§ **Work instructions**
For each line of the data below that holds "Lookup", copy the line.

§ **Information supplied**
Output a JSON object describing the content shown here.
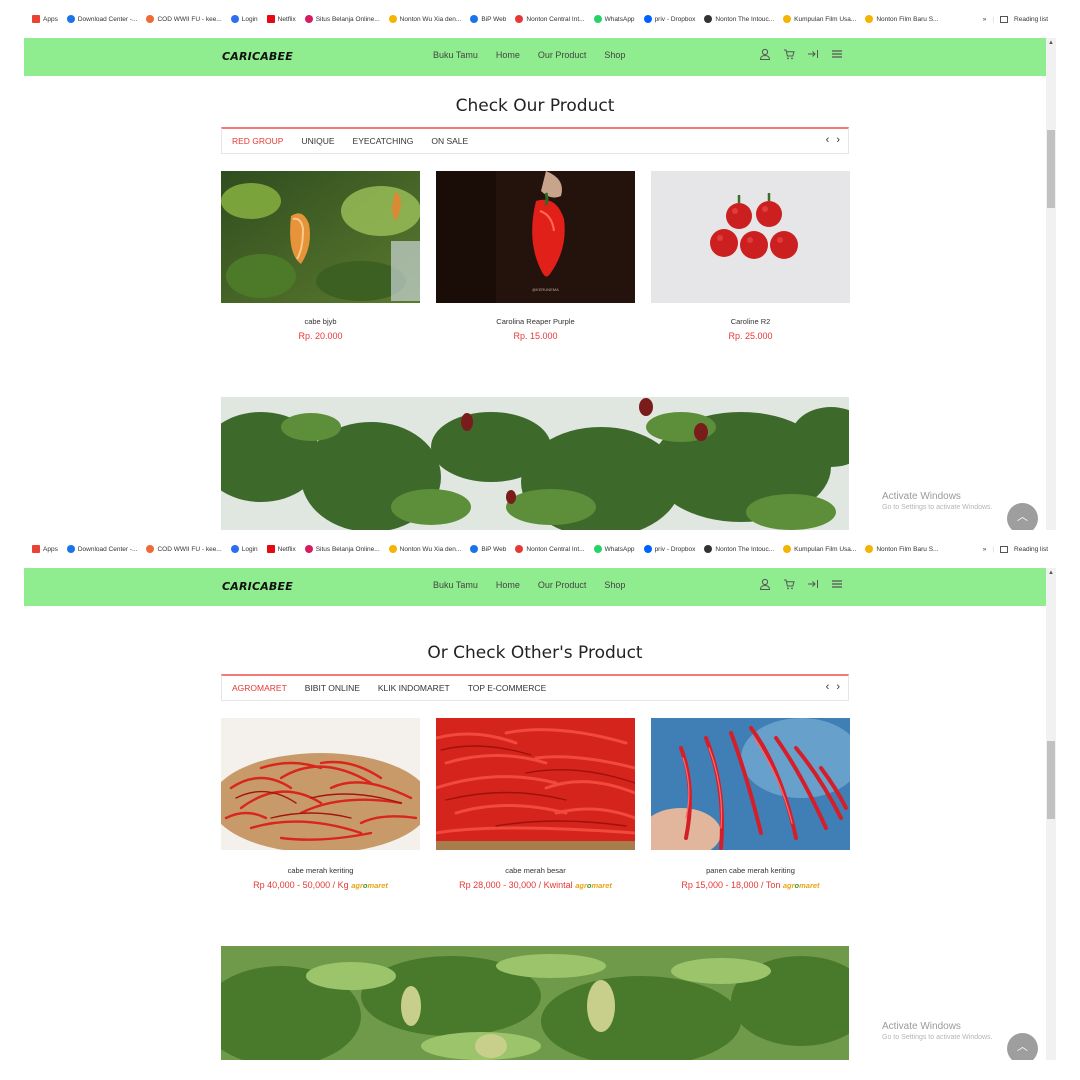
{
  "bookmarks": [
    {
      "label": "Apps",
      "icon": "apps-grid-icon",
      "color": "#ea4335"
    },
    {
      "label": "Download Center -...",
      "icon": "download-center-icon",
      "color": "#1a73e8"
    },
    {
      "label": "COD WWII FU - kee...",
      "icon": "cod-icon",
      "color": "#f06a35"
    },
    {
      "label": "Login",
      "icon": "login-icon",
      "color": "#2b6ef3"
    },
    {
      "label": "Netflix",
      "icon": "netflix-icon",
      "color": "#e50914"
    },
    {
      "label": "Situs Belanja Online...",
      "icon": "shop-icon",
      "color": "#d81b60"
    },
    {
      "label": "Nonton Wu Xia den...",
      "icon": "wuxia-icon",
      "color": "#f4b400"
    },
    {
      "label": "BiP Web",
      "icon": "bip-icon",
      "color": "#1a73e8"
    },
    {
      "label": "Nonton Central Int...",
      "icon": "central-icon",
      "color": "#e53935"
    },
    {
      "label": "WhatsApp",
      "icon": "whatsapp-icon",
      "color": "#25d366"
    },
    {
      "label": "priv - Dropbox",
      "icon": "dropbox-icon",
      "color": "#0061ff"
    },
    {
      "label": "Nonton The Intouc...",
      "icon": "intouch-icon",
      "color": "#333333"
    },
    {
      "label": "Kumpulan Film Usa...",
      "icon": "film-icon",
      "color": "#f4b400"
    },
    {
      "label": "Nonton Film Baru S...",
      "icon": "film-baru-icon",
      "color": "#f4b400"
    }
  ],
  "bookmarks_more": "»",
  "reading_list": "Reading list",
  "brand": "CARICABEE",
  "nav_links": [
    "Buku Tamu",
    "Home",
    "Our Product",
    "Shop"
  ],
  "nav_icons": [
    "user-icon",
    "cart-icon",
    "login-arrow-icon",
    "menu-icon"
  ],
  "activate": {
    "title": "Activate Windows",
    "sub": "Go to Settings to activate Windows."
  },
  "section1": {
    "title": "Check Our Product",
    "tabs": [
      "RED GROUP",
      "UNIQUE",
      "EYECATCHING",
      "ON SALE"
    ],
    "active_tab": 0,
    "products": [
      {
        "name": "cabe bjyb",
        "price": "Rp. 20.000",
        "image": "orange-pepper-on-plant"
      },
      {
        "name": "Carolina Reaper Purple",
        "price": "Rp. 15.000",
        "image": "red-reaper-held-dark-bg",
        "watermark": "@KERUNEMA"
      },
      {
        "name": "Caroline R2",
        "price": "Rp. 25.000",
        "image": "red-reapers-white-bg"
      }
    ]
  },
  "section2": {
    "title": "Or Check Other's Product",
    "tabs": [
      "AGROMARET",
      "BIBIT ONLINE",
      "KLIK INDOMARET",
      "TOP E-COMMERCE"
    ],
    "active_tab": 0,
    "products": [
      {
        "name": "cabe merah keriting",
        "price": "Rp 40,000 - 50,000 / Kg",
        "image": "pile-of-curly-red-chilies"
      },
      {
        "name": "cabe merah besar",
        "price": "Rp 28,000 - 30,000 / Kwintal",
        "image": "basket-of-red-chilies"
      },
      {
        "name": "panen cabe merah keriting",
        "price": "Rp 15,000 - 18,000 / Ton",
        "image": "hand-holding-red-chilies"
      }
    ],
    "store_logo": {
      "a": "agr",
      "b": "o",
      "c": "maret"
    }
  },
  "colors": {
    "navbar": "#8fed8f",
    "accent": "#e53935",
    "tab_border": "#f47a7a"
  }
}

...

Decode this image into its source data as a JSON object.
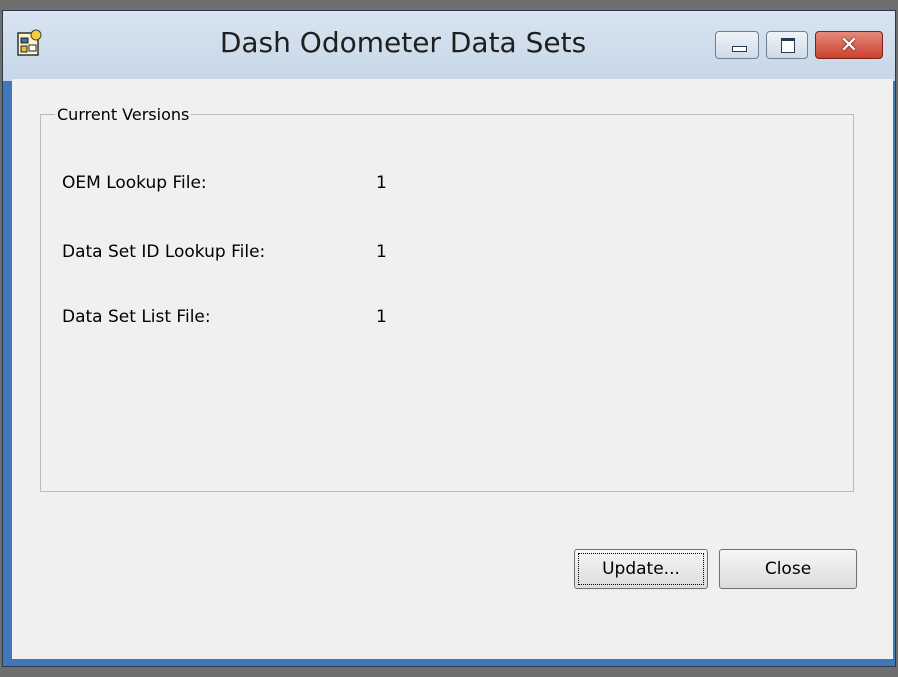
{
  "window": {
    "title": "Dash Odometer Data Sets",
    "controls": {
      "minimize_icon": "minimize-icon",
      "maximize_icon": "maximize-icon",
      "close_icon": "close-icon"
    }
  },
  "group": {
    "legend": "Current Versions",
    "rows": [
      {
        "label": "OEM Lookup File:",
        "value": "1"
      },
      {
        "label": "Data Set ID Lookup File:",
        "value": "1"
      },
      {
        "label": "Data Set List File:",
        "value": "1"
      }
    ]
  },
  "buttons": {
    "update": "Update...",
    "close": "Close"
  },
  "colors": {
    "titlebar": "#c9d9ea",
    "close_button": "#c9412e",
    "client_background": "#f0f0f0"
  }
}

§ **Reply**
        "label": "OEM Lookup File:",
        "label": "Data Set ID Lookup File:",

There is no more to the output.